### EXERCISE DIRECTIONS
Find the string "trade" in the entries and copy each line that has it.

- - - -

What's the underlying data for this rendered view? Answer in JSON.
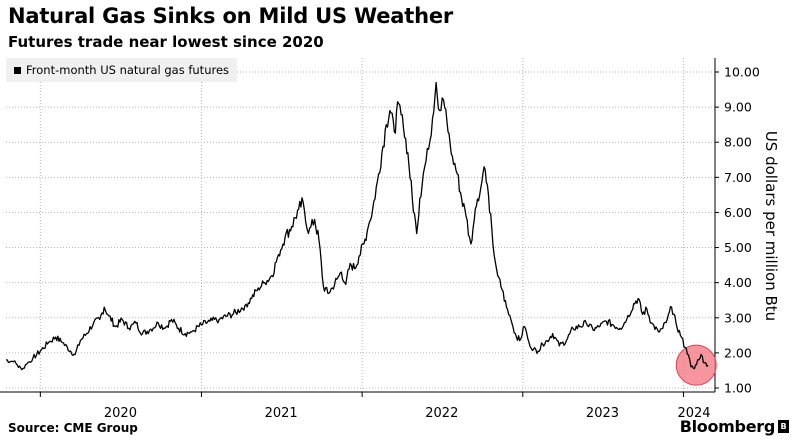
{
  "header": {
    "title": "Natural Gas Sinks on Mild US Weather",
    "subtitle": "Futures trade near lowest since 2020"
  },
  "footer": {
    "source": "Source: CME Group",
    "brand": "Bloomberg"
  },
  "chart_data": {
    "type": "line",
    "title": "Natural Gas Sinks on Mild US Weather",
    "subtitle": "Futures trade near lowest since 2020",
    "ylabel": "US dollars per million Btu",
    "xlabel": "",
    "ylim": [
      1.0,
      10.0
    ],
    "yticks": [
      "1.00",
      "2.00",
      "3.00",
      "4.00",
      "5.00",
      "6.00",
      "7.00",
      "8.00",
      "9.00",
      "10.00"
    ],
    "xticks": [
      "2020",
      "2021",
      "2022",
      "2023",
      "2024"
    ],
    "xrange": [
      "2019-10-15",
      "2024-02-28"
    ],
    "grid": true,
    "legend": "top-left",
    "colors": {
      "line": "#000000",
      "highlight": "#f47a85",
      "legend_bg": "#f0f0f0"
    },
    "highlight_circle_at": {
      "x": "2024-01-30",
      "y": 1.65
    },
    "series": [
      {
        "name": "Front-month US natural gas futures",
        "points": [
          [
            "2019-10-15",
            1.8
          ],
          [
            "2019-11-01",
            1.75
          ],
          [
            "2019-11-10",
            1.65
          ],
          [
            "2019-11-20",
            1.52
          ],
          [
            "2019-12-01",
            1.68
          ],
          [
            "2019-12-15",
            1.85
          ],
          [
            "2020-01-01",
            2.05
          ],
          [
            "2020-01-20",
            2.3
          ],
          [
            "2020-02-05",
            2.45
          ],
          [
            "2020-02-20",
            2.3
          ],
          [
            "2020-03-10",
            2.05
          ],
          [
            "2020-03-20",
            1.95
          ],
          [
            "2020-04-01",
            2.35
          ],
          [
            "2020-04-15",
            2.55
          ],
          [
            "2020-05-01",
            2.85
          ],
          [
            "2020-05-15",
            2.95
          ],
          [
            "2020-05-25",
            3.3
          ],
          [
            "2020-06-05",
            3.05
          ],
          [
            "2020-06-20",
            2.75
          ],
          [
            "2020-07-05",
            2.95
          ],
          [
            "2020-07-20",
            2.7
          ],
          [
            "2020-08-05",
            2.85
          ],
          [
            "2020-08-20",
            2.55
          ],
          [
            "2020-09-05",
            2.65
          ],
          [
            "2020-09-25",
            2.85
          ],
          [
            "2020-10-10",
            2.7
          ],
          [
            "2020-10-25",
            2.95
          ],
          [
            "2020-11-10",
            2.7
          ],
          [
            "2020-11-25",
            2.55
          ],
          [
            "2020-12-10",
            2.6
          ],
          [
            "2021-01-01",
            2.8
          ],
          [
            "2021-01-20",
            2.9
          ],
          [
            "2021-02-10",
            2.95
          ],
          [
            "2021-03-01",
            3.05
          ],
          [
            "2021-03-20",
            3.15
          ],
          [
            "2021-04-10",
            3.35
          ],
          [
            "2021-04-25",
            3.55
          ],
          [
            "2021-05-10",
            3.85
          ],
          [
            "2021-05-25",
            4.0
          ],
          [
            "2021-06-10",
            4.2
          ],
          [
            "2021-06-25",
            4.8
          ],
          [
            "2021-07-10",
            5.3
          ],
          [
            "2021-07-25",
            5.6
          ],
          [
            "2021-08-10",
            6.1
          ],
          [
            "2021-08-20",
            6.3
          ],
          [
            "2021-09-01",
            5.4
          ],
          [
            "2021-09-15",
            5.8
          ],
          [
            "2021-09-25",
            5.2
          ],
          [
            "2021-10-05",
            3.9
          ],
          [
            "2021-10-15",
            3.7
          ],
          [
            "2021-10-25",
            3.85
          ],
          [
            "2021-11-05",
            4.1
          ],
          [
            "2021-11-15",
            4.3
          ],
          [
            "2021-11-25",
            3.95
          ],
          [
            "2021-12-05",
            4.55
          ],
          [
            "2021-12-15",
            4.4
          ],
          [
            "2021-12-25",
            4.75
          ],
          [
            "2022-01-05",
            5.1
          ],
          [
            "2022-01-15",
            5.6
          ],
          [
            "2022-01-25",
            6.1
          ],
          [
            "2022-02-05",
            6.9
          ],
          [
            "2022-02-15",
            7.7
          ],
          [
            "2022-02-25",
            8.5
          ],
          [
            "2022-03-05",
            8.9
          ],
          [
            "2022-03-15",
            8.3
          ],
          [
            "2022-03-25",
            9.1
          ],
          [
            "2022-04-05",
            8.4
          ],
          [
            "2022-04-15",
            7.7
          ],
          [
            "2022-04-25",
            6.4
          ],
          [
            "2022-05-05",
            5.4
          ],
          [
            "2022-05-12",
            6.4
          ],
          [
            "2022-05-20",
            7.1
          ],
          [
            "2022-06-01",
            7.8
          ],
          [
            "2022-06-10",
            8.7
          ],
          [
            "2022-06-18",
            9.7
          ],
          [
            "2022-06-26",
            8.9
          ],
          [
            "2022-07-05",
            9.2
          ],
          [
            "2022-07-15",
            8.3
          ],
          [
            "2022-07-25",
            7.6
          ],
          [
            "2022-08-05",
            7.1
          ],
          [
            "2022-08-15",
            6.4
          ],
          [
            "2022-08-25",
            5.9
          ],
          [
            "2022-09-05",
            5.1
          ],
          [
            "2022-09-15",
            6.1
          ],
          [
            "2022-09-25",
            6.5
          ],
          [
            "2022-10-05",
            7.3
          ],
          [
            "2022-10-15",
            6.5
          ],
          [
            "2022-10-25",
            5.1
          ],
          [
            "2022-11-05",
            4.2
          ],
          [
            "2022-11-15",
            3.8
          ],
          [
            "2022-11-25",
            3.3
          ],
          [
            "2022-12-05",
            2.95
          ],
          [
            "2022-12-15",
            2.55
          ],
          [
            "2022-12-25",
            2.35
          ],
          [
            "2023-01-05",
            2.75
          ],
          [
            "2023-01-15",
            2.3
          ],
          [
            "2023-01-25",
            2.1
          ],
          [
            "2023-02-05",
            2.05
          ],
          [
            "2023-02-15",
            2.25
          ],
          [
            "2023-02-25",
            2.35
          ],
          [
            "2023-03-10",
            2.55
          ],
          [
            "2023-03-25",
            2.2
          ],
          [
            "2023-04-10",
            2.35
          ],
          [
            "2023-04-25",
            2.7
          ],
          [
            "2023-05-10",
            2.75
          ],
          [
            "2023-05-25",
            2.85
          ],
          [
            "2023-06-10",
            2.65
          ],
          [
            "2023-06-25",
            2.75
          ],
          [
            "2023-07-10",
            2.9
          ],
          [
            "2023-07-25",
            2.8
          ],
          [
            "2023-08-10",
            2.7
          ],
          [
            "2023-08-25",
            2.95
          ],
          [
            "2023-09-10",
            3.4
          ],
          [
            "2023-09-20",
            3.55
          ],
          [
            "2023-09-30",
            3.1
          ],
          [
            "2023-10-10",
            3.25
          ],
          [
            "2023-10-20",
            2.85
          ],
          [
            "2023-11-05",
            2.6
          ],
          [
            "2023-11-15",
            2.7
          ],
          [
            "2023-11-25",
            2.95
          ],
          [
            "2023-12-05",
            3.3
          ],
          [
            "2023-12-15",
            2.85
          ],
          [
            "2023-12-25",
            2.5
          ],
          [
            "2024-01-05",
            2.15
          ],
          [
            "2024-01-12",
            1.95
          ],
          [
            "2024-01-18",
            1.6
          ],
          [
            "2024-01-26",
            1.55
          ],
          [
            "2024-02-02",
            1.8
          ],
          [
            "2024-02-10",
            1.95
          ],
          [
            "2024-02-18",
            1.72
          ],
          [
            "2024-02-26",
            1.65
          ]
        ]
      }
    ]
  }
}
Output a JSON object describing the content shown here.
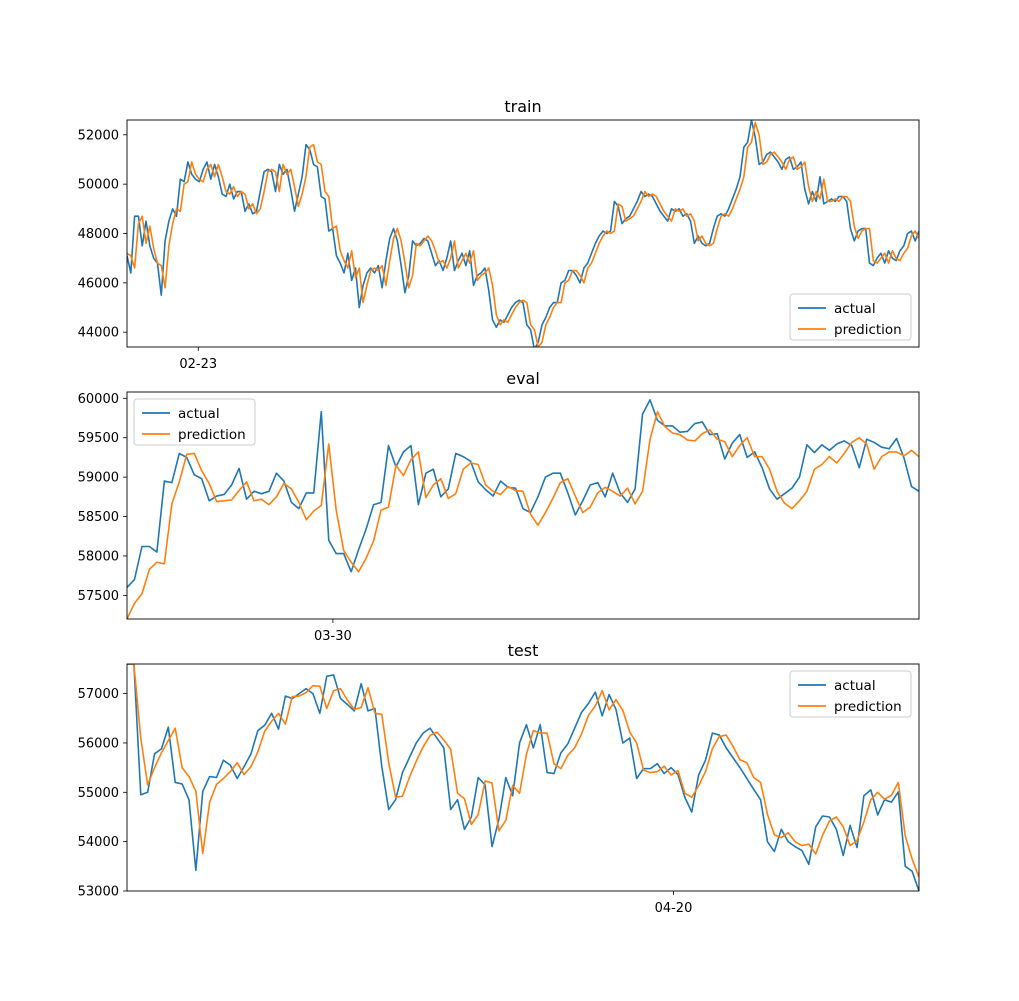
{
  "chart_data": [
    {
      "type": "line",
      "title": "train",
      "ylim": [
        43400,
        52600
      ],
      "yticks": [
        44000,
        46000,
        48000,
        50000,
        52000
      ],
      "xticks": [
        {
          "label": "02-23",
          "pos": 0.09
        }
      ],
      "legend": {
        "placement": "lower-right",
        "entries": [
          "actual",
          "prediction"
        ]
      },
      "series": [
        {
          "name": "actual",
          "color": "#1f77b4",
          "values": [
            47100,
            46400,
            48700,
            48700,
            47500,
            48500,
            47500,
            47000,
            46800,
            45500,
            47700,
            48500,
            49000,
            48700,
            50200,
            50100,
            50900,
            50400,
            50200,
            50100,
            50600,
            50900,
            50200,
            50800,
            50300,
            49600,
            49500,
            50000,
            49400,
            49700,
            49700,
            48900,
            49200,
            48800,
            48900,
            49700,
            50500,
            50600,
            50500,
            49700,
            50800,
            50400,
            50600,
            49800,
            48900,
            49600,
            50300,
            51600,
            51400,
            50800,
            50700,
            49500,
            49400,
            48100,
            48200,
            47100,
            46800,
            46400,
            47200,
            46100,
            46600,
            45000,
            45900,
            46400,
            46600,
            46400,
            46700,
            45800,
            46900,
            47800,
            48200,
            47700,
            46700,
            45600,
            46300,
            47700,
            47500,
            47600,
            47800,
            47700,
            47200,
            46700,
            46900,
            46500,
            47000,
            47700,
            46500,
            46900,
            47200,
            46700,
            47300,
            45900,
            46300,
            46400,
            46600,
            45700,
            44500,
            44200,
            44500,
            44400,
            44700,
            45000,
            45200,
            45300,
            45200,
            44300,
            44100,
            43300,
            43600,
            44300,
            44600,
            45000,
            45200,
            45200,
            46000,
            46100,
            46500,
            46500,
            46300,
            46000,
            46600,
            46800,
            47200,
            47600,
            47900,
            48100,
            48000,
            48100,
            49300,
            49100,
            48400,
            48600,
            48700,
            49000,
            49300,
            49700,
            49500,
            49600,
            49500,
            49200,
            48900,
            48700,
            48500,
            49000,
            48900,
            49000,
            48700,
            48800,
            48500,
            47600,
            47900,
            47600,
            47500,
            47600,
            48200,
            48700,
            48800,
            48700,
            49000,
            49400,
            49800,
            50300,
            51500,
            51700,
            52600,
            51900,
            50800,
            50900,
            51200,
            51300,
            51100,
            50900,
            50600,
            51000,
            51100,
            50600,
            50700,
            50900,
            49800,
            49200,
            49700,
            49300,
            50300,
            49200,
            49300,
            49400,
            49300,
            49500,
            49500,
            49300,
            48200,
            47700,
            48100,
            48200,
            48200,
            46800,
            46700,
            47000,
            47200,
            46800,
            47300,
            47000,
            46900,
            47300,
            47500,
            48000,
            48100,
            47700,
            48100
          ]
        },
        {
          "name": "prediction",
          "color": "#ff7f0e",
          "values": [
            47200,
            47100,
            46600,
            48400,
            48700,
            47600,
            48300,
            47400,
            46800,
            46700,
            45800,
            47500,
            48400,
            49000,
            48900,
            50000,
            50100,
            50900,
            50400,
            50200,
            50100,
            50600,
            50800,
            50300,
            50800,
            50300,
            49700,
            49600,
            49900,
            49500,
            49700,
            49600,
            49000,
            49200,
            48800,
            49000,
            49700,
            50500,
            50600,
            50500,
            49700,
            50800,
            50400,
            50600,
            49900,
            49100,
            49600,
            50300,
            51500,
            51600,
            50900,
            50800,
            49700,
            49500,
            48200,
            48300,
            47300,
            46900,
            46600,
            47300,
            46200,
            46600,
            45200,
            45900,
            46500,
            46600,
            46500,
            46700,
            45900,
            46900,
            47800,
            48200,
            47700,
            46800,
            45800,
            46300,
            47600,
            47500,
            47700,
            47900,
            47700,
            47300,
            46800,
            46900,
            46600,
            47000,
            47700,
            46600,
            46900,
            47200,
            46800,
            47300,
            46100,
            46300,
            46400,
            46600,
            45900,
            44700,
            44300,
            44500,
            44400,
            44700,
            45000,
            45200,
            45300,
            45200,
            44300,
            44100,
            43400,
            43600,
            44300,
            44600,
            45000,
            45200,
            45200,
            46000,
            46100,
            46500,
            46500,
            46300,
            46000,
            46600,
            46800,
            47200,
            47600,
            47900,
            48100,
            48000,
            48100,
            49200,
            49100,
            48500,
            48600,
            48700,
            49000,
            49300,
            49700,
            49500,
            49600,
            49500,
            49200,
            48900,
            48700,
            48500,
            49000,
            48900,
            49000,
            48700,
            48800,
            48500,
            47700,
            47900,
            47600,
            47500,
            47600,
            48200,
            48700,
            48800,
            48700,
            49000,
            49400,
            49800,
            50300,
            51500,
            51700,
            52500,
            52000,
            50800,
            50900,
            51200,
            51300,
            51100,
            50900,
            50600,
            51000,
            51100,
            50600,
            50700,
            50900,
            49900,
            49300,
            49700,
            49400,
            50200,
            49300,
            49300,
            49400,
            49300,
            49500,
            49500,
            49300,
            48300,
            47800,
            48100,
            48200,
            48200,
            46900,
            46800,
            47000,
            47200,
            46800,
            47300,
            47000,
            46900,
            47200,
            47400,
            47900,
            48100,
            47800,
            48200
          ]
        }
      ]
    },
    {
      "type": "line",
      "title": "eval",
      "ylim": [
        57200,
        60080
      ],
      "yticks": [
        57500,
        58000,
        58500,
        59000,
        59500,
        60000
      ],
      "xticks": [
        {
          "label": "03-30",
          "pos": 0.26
        }
      ],
      "legend": {
        "placement": "upper-left",
        "entries": [
          "actual",
          "prediction"
        ]
      },
      "series": [
        {
          "name": "actual",
          "color": "#1f77b4",
          "values": [
            57600,
            57700,
            58120,
            58120,
            58050,
            58950,
            58930,
            59300,
            59250,
            59030,
            58980,
            58700,
            58760,
            58780,
            58900,
            59110,
            58720,
            58820,
            58790,
            58820,
            59050,
            58950,
            58680,
            58600,
            58800,
            58800,
            59830,
            58200,
            58030,
            58030,
            57800,
            58080,
            58340,
            58650,
            58680,
            59400,
            59130,
            59320,
            59400,
            58650,
            59050,
            59100,
            58750,
            58850,
            59300,
            59260,
            59200,
            58940,
            58840,
            58760,
            58950,
            58870,
            58860,
            58600,
            58550,
            58750,
            59000,
            59050,
            59050,
            58800,
            58520,
            58700,
            58900,
            58930,
            58750,
            59050,
            58800,
            58680,
            58850,
            59800,
            59980,
            59720,
            59650,
            59650,
            59570,
            59580,
            59680,
            59700,
            59540,
            59550,
            59230,
            59430,
            59540,
            59250,
            59320,
            59120,
            58850,
            58720,
            58790,
            58860,
            59000,
            59410,
            59310,
            59410,
            59340,
            59420,
            59460,
            59400,
            59120,
            59480,
            59440,
            59380,
            59360,
            59490,
            59240,
            58880,
            58820
          ]
        },
        {
          "name": "prediction",
          "color": "#ff7f0e",
          "values": [
            57200,
            57400,
            57520,
            57830,
            57920,
            57900,
            58660,
            58940,
            59290,
            59300,
            59080,
            58920,
            58690,
            58700,
            58710,
            58830,
            58940,
            58700,
            58720,
            58650,
            58750,
            58920,
            58850,
            58680,
            58460,
            58570,
            58640,
            59420,
            58580,
            58070,
            57920,
            57800,
            57970,
            58190,
            58580,
            58620,
            59150,
            59020,
            59220,
            59320,
            58740,
            58900,
            58980,
            58730,
            58790,
            59100,
            59180,
            59160,
            58900,
            58820,
            58780,
            58880,
            58830,
            58820,
            58530,
            58390,
            58550,
            58730,
            58930,
            58980,
            58760,
            58550,
            58620,
            58800,
            58870,
            58820,
            58760,
            58860,
            58660,
            58820,
            59480,
            59830,
            59640,
            59560,
            59540,
            59470,
            59460,
            59550,
            59600,
            59480,
            59450,
            59260,
            59400,
            59500,
            59260,
            59260,
            59100,
            58820,
            58670,
            58600,
            58700,
            58820,
            59100,
            59160,
            59260,
            59180,
            59300,
            59440,
            59500,
            59420,
            59100,
            59260,
            59320,
            59320,
            59270,
            59340,
            59260,
            58960
          ]
        }
      ]
    },
    {
      "type": "line",
      "title": "test",
      "ylim": [
        53000,
        57600
      ],
      "yticks": [
        53000,
        54000,
        55000,
        56000,
        57000
      ],
      "xticks": [
        {
          "label": "04-20",
          "pos": 0.69
        }
      ],
      "legend": {
        "placement": "upper-right",
        "entries": [
          "actual",
          "prediction"
        ]
      },
      "series": [
        {
          "name": "actual",
          "color": "#1f77b4",
          "values": [
            57600,
            57600,
            54950,
            55000,
            55780,
            55880,
            56320,
            55200,
            55170,
            54850,
            53420,
            55020,
            55320,
            55300,
            55650,
            55550,
            55280,
            55520,
            55780,
            56250,
            56360,
            56600,
            56280,
            56950,
            56900,
            57000,
            57100,
            57000,
            56600,
            57350,
            57380,
            56900,
            56780,
            56650,
            57200,
            56650,
            56700,
            55520,
            54650,
            54850,
            55400,
            55700,
            56000,
            56200,
            56300,
            56100,
            55900,
            54650,
            54850,
            54250,
            54500,
            55300,
            55150,
            53900,
            54450,
            55300,
            54930,
            56000,
            56370,
            55900,
            56370,
            55400,
            55380,
            55800,
            55980,
            56300,
            56620,
            56800,
            57030,
            56550,
            56980,
            56680,
            56000,
            56100,
            55280,
            55480,
            55480,
            55580,
            55380,
            55500,
            55360,
            54900,
            54600,
            55350,
            55650,
            56200,
            56160,
            55900,
            55700,
            55500,
            55280,
            55060,
            54850,
            54000,
            53800,
            54250,
            54000,
            53900,
            53820,
            53540,
            54300,
            54520,
            54500,
            54250,
            53720,
            54330,
            53880,
            54930,
            55050,
            54540,
            54850,
            54800,
            55010,
            53500,
            53400,
            53000
          ]
        },
        {
          "name": "prediction",
          "color": "#ff7f0e",
          "values": [
            57600,
            57600,
            56100,
            55150,
            55500,
            55800,
            56050,
            56300,
            55500,
            55320,
            55020,
            53760,
            54800,
            55160,
            55280,
            55420,
            55600,
            55360,
            55520,
            55820,
            56240,
            56440,
            56600,
            56380,
            56940,
            56950,
            57020,
            57160,
            57150,
            56700,
            57060,
            57100,
            56870,
            56680,
            56720,
            57120,
            56600,
            56580,
            55600,
            54900,
            54920,
            55300,
            55630,
            55920,
            56150,
            56220,
            56060,
            55870,
            54980,
            54870,
            54350,
            54550,
            55230,
            55190,
            54220,
            54430,
            55140,
            54980,
            55770,
            56250,
            56200,
            56200,
            55580,
            55480,
            55750,
            55900,
            56180,
            56560,
            56750,
            57060,
            56670,
            56880,
            56660,
            56220,
            56000,
            55450,
            55400,
            55420,
            55530,
            55350,
            55440,
            54980,
            54900,
            55130,
            55420,
            55880,
            56130,
            56160,
            55930,
            55660,
            55600,
            55300,
            55200,
            54550,
            54140,
            54080,
            54180,
            54000,
            53920,
            53950,
            53750,
            54130,
            54420,
            54500,
            54300,
            53920,
            54020,
            54400,
            54850,
            55000,
            54860,
            54940,
            55200,
            54120,
            53650,
            53280
          ]
        }
      ]
    }
  ]
}
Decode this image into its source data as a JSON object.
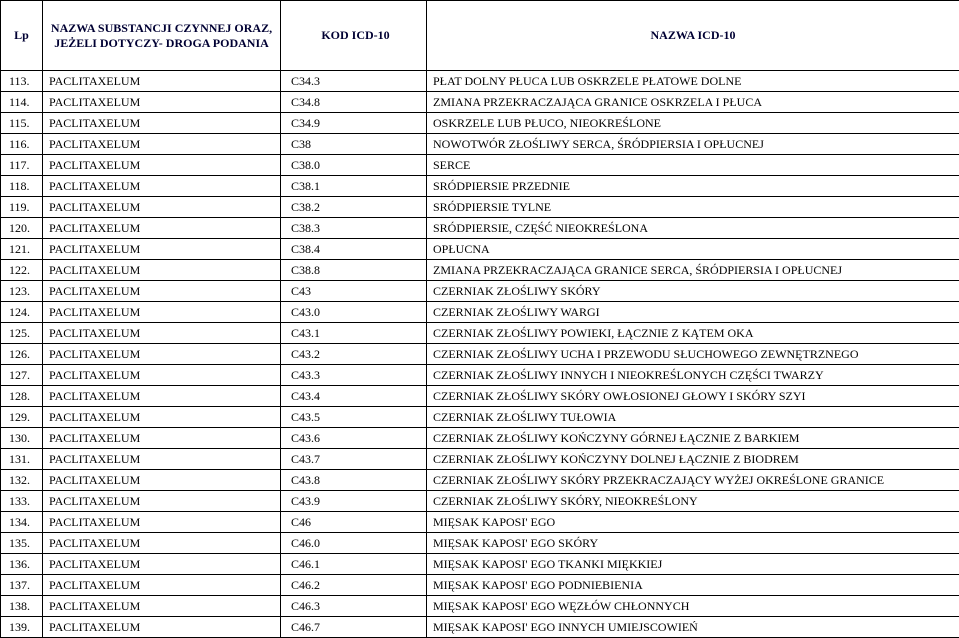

- - - -

### RESPONSE TO THE TASK
    "subtitle": "Futures trade near lowest since 2020"
    "subtitle": "Futures trade near lowest since 2020",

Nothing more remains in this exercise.